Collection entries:
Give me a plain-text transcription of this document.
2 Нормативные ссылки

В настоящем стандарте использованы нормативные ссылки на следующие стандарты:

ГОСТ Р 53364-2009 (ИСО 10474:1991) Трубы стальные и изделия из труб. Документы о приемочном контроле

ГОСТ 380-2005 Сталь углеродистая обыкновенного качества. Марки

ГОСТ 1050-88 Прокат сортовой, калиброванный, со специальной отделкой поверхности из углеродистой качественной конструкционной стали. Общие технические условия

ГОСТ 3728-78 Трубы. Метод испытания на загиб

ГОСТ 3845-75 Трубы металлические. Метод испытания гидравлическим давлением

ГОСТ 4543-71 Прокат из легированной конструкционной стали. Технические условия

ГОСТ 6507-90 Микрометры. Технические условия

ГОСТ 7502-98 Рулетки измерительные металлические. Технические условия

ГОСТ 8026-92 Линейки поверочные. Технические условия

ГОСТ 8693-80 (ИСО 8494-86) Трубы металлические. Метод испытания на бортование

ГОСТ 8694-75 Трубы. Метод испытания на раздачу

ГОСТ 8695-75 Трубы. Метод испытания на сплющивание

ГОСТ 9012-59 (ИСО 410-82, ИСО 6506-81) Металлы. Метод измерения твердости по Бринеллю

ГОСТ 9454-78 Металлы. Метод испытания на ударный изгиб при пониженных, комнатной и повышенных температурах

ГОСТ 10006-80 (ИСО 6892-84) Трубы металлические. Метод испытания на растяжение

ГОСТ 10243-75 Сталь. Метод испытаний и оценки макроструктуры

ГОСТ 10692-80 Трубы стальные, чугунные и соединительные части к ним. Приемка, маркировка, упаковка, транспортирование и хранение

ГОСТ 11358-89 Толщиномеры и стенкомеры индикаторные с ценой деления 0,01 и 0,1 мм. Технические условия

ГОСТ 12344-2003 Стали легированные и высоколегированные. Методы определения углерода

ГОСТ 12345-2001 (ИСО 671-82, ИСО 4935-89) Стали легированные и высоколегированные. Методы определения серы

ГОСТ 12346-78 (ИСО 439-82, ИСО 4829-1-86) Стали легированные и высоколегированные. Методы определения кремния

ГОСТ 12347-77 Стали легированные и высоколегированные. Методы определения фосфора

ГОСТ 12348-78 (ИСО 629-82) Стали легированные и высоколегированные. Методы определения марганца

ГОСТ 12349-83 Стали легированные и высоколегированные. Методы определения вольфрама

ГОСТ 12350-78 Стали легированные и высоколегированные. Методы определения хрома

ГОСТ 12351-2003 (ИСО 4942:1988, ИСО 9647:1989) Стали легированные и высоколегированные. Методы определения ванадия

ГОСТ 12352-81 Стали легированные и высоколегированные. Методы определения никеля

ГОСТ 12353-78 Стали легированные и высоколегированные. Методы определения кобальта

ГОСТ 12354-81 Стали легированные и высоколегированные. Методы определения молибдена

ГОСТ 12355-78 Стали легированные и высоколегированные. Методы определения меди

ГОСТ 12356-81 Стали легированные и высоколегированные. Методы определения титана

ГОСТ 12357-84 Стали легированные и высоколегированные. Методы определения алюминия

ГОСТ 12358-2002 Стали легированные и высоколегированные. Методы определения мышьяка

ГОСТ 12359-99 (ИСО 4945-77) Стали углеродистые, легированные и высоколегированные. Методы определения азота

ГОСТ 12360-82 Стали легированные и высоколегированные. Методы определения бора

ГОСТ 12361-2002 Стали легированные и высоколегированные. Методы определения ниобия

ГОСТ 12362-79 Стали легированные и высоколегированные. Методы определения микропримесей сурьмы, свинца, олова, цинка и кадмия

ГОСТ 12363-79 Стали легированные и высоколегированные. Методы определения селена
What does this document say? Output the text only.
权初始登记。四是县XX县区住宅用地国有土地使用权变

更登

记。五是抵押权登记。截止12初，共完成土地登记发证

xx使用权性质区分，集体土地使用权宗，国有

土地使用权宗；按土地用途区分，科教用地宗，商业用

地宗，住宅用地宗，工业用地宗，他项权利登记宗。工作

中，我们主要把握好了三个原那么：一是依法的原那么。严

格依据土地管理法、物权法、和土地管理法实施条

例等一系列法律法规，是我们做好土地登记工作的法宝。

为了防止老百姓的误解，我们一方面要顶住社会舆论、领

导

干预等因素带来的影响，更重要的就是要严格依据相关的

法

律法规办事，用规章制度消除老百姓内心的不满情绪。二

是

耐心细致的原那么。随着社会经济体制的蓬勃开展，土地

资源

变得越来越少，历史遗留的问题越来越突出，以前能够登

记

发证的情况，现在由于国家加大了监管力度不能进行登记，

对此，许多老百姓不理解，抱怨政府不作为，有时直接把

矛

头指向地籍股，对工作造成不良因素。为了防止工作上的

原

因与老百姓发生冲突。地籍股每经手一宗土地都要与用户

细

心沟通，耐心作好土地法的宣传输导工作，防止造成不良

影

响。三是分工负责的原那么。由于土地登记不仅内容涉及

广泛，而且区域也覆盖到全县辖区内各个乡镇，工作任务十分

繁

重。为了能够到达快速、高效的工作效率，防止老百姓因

Instructions to follow: In the entries above, take the line containing "What does this" and each later line through the last, and repeat them exactly. Output nothing else.

Output of the task:
What does this document say? Output the text only.
权初始登记。四是县XX县区住宅用地国有土地使用权变

更登

记。五是抵押权登记。截止12初，共完成土地登记发证

xx使用权性质区分，集体土地使用权宗，国有

土地使用权宗；按土地用途区分，科教用地宗，商业用

地宗，住宅用地宗，工业用地宗，他项权利登记宗。工作

中，我们主要把握好了三个原那么：一是依法的原那么。严

格依据土地管理法、物权法、和土地管理法实施条

例等一系列法律法规，是我们做好土地登记工作的法宝。

为了防止老百姓的误解，我们一方面要顶住社会舆论、领

导

干预等因素带来的影响，更重要的就是要严格依据相关的

法

律法规办事，用规章制度消除老百姓内心的不满情绪。二

是

耐心细致的原那么。随着社会经济体制的蓬勃开展，土地

资源

变得越来越少，历史遗留的问题越来越突出，以前能够登

记

发证的情况，现在由于国家加大了监管力度不能进行登记，

对此，许多老百姓不理解，抱怨政府不作为，有时直接把

矛

头指向地籍股，对工作造成不良因素。为了防止工作上的

原

因与老百姓发生冲突。地籍股每经手一宗土地都要与用户

细

心沟通，耐心作好土地法的宣传输导工作，防止造成不良

影

响。三是分工负责的原那么。由于土地登记不仅内容涉及

广泛，而且区域也覆盖到全县辖区内各个乡镇，工作任务十分

繁

重。为了能够到达快速、高效的工作效率，防止老百姓因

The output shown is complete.